##### DATA LISTING

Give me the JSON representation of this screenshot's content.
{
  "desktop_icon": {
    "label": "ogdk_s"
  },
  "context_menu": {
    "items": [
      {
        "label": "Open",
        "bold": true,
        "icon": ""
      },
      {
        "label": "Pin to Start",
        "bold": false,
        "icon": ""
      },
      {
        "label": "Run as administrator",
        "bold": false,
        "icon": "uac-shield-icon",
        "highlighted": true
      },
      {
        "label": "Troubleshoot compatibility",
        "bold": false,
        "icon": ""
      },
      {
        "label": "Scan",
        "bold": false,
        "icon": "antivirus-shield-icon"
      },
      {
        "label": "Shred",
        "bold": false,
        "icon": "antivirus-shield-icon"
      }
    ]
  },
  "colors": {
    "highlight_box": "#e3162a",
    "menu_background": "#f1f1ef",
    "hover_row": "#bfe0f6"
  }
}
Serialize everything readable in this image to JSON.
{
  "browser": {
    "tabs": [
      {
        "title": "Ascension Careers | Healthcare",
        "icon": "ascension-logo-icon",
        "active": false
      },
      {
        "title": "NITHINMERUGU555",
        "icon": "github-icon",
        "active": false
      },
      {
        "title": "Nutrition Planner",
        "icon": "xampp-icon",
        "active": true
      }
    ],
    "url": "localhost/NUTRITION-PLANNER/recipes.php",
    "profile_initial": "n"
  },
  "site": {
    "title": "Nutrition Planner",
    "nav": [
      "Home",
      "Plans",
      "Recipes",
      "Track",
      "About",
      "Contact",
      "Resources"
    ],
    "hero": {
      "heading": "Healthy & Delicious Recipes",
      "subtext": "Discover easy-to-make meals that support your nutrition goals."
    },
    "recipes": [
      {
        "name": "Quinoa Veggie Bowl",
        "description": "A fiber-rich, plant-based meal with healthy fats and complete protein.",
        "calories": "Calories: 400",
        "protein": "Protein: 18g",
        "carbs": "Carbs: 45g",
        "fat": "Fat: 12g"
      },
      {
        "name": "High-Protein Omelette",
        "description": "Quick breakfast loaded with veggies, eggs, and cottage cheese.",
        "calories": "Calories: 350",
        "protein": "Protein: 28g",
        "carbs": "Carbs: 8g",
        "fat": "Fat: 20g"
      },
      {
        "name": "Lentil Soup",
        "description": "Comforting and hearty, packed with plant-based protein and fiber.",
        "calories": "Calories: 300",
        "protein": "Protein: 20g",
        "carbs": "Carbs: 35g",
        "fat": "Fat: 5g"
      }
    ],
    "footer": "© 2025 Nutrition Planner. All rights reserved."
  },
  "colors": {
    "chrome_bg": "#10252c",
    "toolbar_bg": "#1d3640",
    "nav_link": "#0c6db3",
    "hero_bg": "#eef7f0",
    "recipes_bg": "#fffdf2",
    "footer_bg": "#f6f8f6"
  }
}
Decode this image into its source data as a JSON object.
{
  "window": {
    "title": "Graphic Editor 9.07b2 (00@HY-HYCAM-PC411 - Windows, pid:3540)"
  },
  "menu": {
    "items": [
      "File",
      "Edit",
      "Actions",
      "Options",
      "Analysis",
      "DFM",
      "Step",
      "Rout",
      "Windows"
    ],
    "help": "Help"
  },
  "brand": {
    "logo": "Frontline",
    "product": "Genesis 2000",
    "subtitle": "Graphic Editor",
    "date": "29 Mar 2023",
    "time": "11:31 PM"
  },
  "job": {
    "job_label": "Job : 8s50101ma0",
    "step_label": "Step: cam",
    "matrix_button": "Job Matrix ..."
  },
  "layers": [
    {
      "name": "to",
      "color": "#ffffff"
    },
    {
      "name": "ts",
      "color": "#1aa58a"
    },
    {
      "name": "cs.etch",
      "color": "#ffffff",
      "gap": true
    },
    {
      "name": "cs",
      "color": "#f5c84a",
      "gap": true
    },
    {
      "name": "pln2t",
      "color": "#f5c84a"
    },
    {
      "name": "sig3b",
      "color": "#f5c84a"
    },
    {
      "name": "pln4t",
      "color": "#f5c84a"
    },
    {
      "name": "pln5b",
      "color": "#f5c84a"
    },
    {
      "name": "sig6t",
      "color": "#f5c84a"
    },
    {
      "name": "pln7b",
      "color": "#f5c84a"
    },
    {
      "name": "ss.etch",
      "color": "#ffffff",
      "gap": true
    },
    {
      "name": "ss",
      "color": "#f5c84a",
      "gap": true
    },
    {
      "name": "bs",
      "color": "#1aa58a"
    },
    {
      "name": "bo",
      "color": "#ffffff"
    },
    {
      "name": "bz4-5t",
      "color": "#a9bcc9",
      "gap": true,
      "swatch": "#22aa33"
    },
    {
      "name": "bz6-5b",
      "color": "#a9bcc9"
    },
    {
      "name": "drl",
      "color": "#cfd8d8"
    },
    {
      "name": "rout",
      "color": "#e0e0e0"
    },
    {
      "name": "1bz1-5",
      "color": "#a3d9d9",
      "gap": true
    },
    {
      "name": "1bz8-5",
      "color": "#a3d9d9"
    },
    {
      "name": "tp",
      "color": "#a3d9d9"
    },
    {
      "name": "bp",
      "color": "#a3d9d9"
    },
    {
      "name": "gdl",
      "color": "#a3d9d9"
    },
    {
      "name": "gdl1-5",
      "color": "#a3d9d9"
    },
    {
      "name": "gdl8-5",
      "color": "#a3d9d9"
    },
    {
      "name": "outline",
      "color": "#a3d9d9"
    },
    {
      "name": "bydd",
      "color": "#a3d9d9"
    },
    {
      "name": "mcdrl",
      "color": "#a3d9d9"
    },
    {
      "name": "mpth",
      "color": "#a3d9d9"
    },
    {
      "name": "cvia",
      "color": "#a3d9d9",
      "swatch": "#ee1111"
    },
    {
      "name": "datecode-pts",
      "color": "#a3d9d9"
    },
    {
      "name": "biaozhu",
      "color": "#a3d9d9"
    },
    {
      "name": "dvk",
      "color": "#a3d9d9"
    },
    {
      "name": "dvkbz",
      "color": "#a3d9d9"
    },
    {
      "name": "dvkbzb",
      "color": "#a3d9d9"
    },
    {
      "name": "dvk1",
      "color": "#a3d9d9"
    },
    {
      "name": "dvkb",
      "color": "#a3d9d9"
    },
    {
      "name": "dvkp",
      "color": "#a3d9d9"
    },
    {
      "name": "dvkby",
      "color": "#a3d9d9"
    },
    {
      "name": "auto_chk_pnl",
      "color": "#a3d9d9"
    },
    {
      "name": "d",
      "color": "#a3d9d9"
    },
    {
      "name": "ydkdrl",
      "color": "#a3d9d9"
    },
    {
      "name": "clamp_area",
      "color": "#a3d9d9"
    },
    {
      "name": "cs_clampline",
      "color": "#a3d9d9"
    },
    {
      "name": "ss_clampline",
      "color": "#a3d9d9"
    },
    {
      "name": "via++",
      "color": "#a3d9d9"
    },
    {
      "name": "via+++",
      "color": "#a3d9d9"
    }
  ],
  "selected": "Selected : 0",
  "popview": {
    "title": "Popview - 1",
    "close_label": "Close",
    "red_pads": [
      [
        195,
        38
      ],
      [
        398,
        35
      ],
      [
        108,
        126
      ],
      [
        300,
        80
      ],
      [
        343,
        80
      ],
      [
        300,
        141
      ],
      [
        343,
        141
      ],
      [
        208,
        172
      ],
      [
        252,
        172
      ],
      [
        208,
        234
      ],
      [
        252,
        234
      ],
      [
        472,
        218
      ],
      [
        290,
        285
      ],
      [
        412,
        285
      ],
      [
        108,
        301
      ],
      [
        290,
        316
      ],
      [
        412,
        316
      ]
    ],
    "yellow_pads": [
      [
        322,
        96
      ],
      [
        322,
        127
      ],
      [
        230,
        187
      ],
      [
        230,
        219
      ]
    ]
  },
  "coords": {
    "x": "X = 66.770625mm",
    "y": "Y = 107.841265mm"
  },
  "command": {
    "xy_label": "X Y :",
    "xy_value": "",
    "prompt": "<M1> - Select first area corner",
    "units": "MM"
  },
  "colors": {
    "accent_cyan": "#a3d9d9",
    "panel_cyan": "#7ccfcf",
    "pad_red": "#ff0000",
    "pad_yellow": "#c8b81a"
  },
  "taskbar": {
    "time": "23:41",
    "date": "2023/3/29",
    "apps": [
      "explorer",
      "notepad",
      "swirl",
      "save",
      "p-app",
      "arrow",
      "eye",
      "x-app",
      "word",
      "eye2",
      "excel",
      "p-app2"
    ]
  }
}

##########

EXERCISE REQUIREMENTS:
Gather every line from the entries above where the word "carbs" appears, and copy them.

ANSWER TO THIS PROBLEM:
        "carbs": "Carbs: 45g",
        "carbs": "Carbs: 8g",
        "carbs": "Carbs: 35g",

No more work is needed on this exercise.